> _Work to complete_:
Give back exactly the lines from the one holding "Give me the" to the bottom of the material, both included, and nothing more. No pictures.

═══ Material shown

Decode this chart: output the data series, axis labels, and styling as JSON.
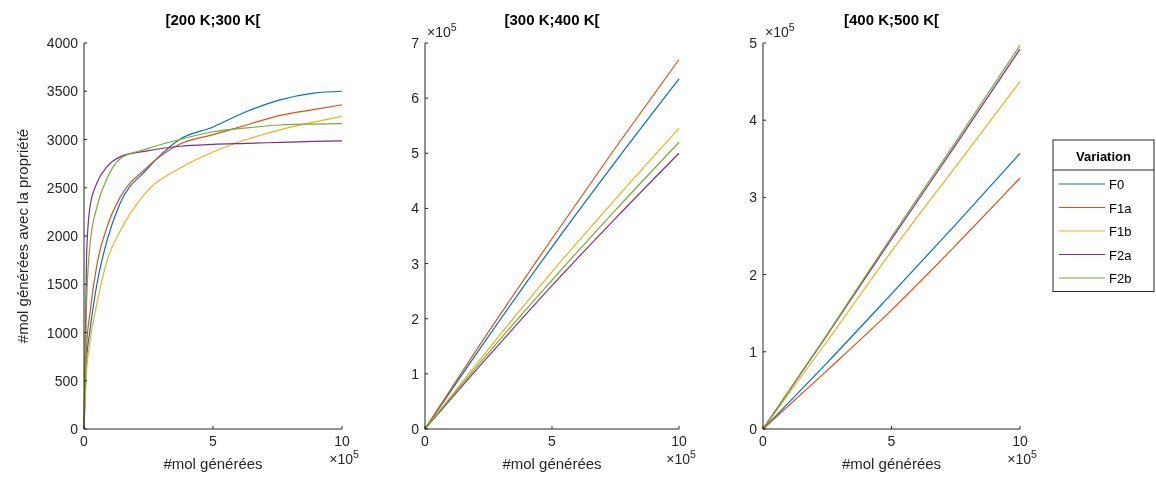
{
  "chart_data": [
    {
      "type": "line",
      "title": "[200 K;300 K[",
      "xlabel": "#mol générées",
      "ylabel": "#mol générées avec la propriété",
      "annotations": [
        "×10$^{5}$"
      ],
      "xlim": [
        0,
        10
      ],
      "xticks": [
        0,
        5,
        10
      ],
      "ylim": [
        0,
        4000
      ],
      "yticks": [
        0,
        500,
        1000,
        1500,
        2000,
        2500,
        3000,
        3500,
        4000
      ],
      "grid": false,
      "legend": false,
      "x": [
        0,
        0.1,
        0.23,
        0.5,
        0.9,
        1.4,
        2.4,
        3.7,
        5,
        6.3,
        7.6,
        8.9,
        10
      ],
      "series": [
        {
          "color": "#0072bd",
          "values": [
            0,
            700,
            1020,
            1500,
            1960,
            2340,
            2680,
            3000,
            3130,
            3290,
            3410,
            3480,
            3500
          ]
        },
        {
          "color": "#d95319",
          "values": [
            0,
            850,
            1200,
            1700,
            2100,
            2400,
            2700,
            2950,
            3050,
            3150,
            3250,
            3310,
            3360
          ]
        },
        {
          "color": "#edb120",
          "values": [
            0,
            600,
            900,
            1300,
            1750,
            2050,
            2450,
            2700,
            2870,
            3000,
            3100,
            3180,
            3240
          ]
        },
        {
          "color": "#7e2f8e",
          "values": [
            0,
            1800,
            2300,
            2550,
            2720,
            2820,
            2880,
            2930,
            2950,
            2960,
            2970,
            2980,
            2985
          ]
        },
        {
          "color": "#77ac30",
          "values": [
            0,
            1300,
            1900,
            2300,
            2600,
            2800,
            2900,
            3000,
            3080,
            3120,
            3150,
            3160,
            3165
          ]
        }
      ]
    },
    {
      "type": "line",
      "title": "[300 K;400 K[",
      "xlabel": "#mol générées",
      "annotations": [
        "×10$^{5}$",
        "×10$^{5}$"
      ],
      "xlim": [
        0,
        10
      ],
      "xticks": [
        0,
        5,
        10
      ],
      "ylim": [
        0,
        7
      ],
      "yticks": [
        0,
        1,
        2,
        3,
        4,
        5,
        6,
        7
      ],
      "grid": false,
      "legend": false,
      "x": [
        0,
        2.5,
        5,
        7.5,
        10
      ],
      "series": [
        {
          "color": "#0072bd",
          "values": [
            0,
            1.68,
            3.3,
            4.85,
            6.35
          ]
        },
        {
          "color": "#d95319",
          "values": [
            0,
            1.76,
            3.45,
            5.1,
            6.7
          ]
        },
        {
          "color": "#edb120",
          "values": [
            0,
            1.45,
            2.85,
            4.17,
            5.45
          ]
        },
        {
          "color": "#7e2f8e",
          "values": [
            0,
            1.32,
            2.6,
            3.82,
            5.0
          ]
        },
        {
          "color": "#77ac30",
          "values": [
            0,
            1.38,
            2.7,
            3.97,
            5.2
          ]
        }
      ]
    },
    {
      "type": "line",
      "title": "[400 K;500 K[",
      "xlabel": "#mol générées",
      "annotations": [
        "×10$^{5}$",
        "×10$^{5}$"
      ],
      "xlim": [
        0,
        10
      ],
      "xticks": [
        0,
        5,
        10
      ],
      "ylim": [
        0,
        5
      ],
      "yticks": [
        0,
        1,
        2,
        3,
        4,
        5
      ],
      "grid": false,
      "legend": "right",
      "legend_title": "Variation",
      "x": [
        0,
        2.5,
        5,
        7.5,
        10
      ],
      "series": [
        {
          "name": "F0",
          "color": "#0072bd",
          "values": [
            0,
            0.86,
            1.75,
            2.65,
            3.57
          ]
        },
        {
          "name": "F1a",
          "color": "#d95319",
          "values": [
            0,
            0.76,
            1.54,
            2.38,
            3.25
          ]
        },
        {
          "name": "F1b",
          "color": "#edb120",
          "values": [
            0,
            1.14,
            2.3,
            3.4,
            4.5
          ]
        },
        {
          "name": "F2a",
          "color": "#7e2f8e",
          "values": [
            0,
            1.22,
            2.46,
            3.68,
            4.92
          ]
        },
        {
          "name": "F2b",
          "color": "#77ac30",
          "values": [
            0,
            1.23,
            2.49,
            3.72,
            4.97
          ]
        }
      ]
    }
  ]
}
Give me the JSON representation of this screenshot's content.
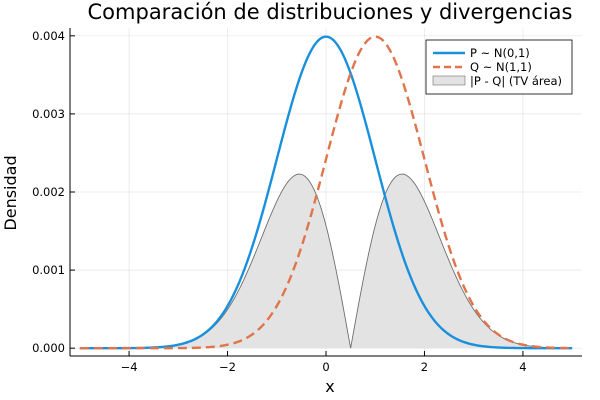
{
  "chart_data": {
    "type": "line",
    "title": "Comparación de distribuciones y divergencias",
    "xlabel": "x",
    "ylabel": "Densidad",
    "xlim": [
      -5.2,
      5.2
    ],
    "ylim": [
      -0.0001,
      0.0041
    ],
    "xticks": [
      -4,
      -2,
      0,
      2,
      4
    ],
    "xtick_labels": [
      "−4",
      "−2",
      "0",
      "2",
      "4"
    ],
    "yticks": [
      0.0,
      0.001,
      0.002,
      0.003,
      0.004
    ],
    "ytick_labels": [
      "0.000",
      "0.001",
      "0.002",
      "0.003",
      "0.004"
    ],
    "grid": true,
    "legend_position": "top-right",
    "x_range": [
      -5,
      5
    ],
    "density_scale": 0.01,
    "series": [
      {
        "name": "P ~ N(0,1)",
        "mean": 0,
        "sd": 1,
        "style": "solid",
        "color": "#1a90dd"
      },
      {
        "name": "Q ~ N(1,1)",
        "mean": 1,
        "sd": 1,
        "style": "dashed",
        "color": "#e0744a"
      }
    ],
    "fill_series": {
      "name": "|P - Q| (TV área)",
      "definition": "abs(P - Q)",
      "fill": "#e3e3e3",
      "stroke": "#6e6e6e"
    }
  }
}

══════

> _Reply_:
Give me the JSON representation of this screenshot's content.
{
  "chart_data": {
    "type": "line",
    "title": "Comparación de distribuciones y divergencias",
    "xlabel": "x",
    "ylabel": "Densidad",
    "xlim": [
      -5.2,
      5.2
    ],
    "ylim": [
      -0.0001,
      0.0041
    ],
    "xticks": [
      -4,
      -2,
      0,
      2,
      4
    ],
    "xtick_labels": [
      "−4",
      "−2",
      "0",
      "2",
      "4"
    ],
    "yticks": [
      0.0,
      0.001,
      0.002,
      0.003,
      0.004
    ],
    "ytick_labels": [
      "0.000",
      "0.001",
      "0.002",
      "0.003",
      "0.004"
    ],
    "grid": true,
    "legend_position": "top-right",
    "x_range": [
      -5,
      5
    ],
    "density_scale": 0.01,
    "series": [
      {
        "name": "P ~ N(0,1)",
        "mean": 0,
        "sd": 1,
        "style": "solid",
        "color": "#1a90dd"
      },
      {
        "name": "Q ~ N(1,1)",
        "mean": 1,
        "sd": 1,
        "style": "dashed",
        "color": "#e0744a"
      }
    ],
    "fill_series": {
      "name": "|P - Q| (TV área)",
      "definition": "abs(P - Q)",
      "fill": "#e3e3e3",
      "stroke": "#6e6e6e"
    }
  }
}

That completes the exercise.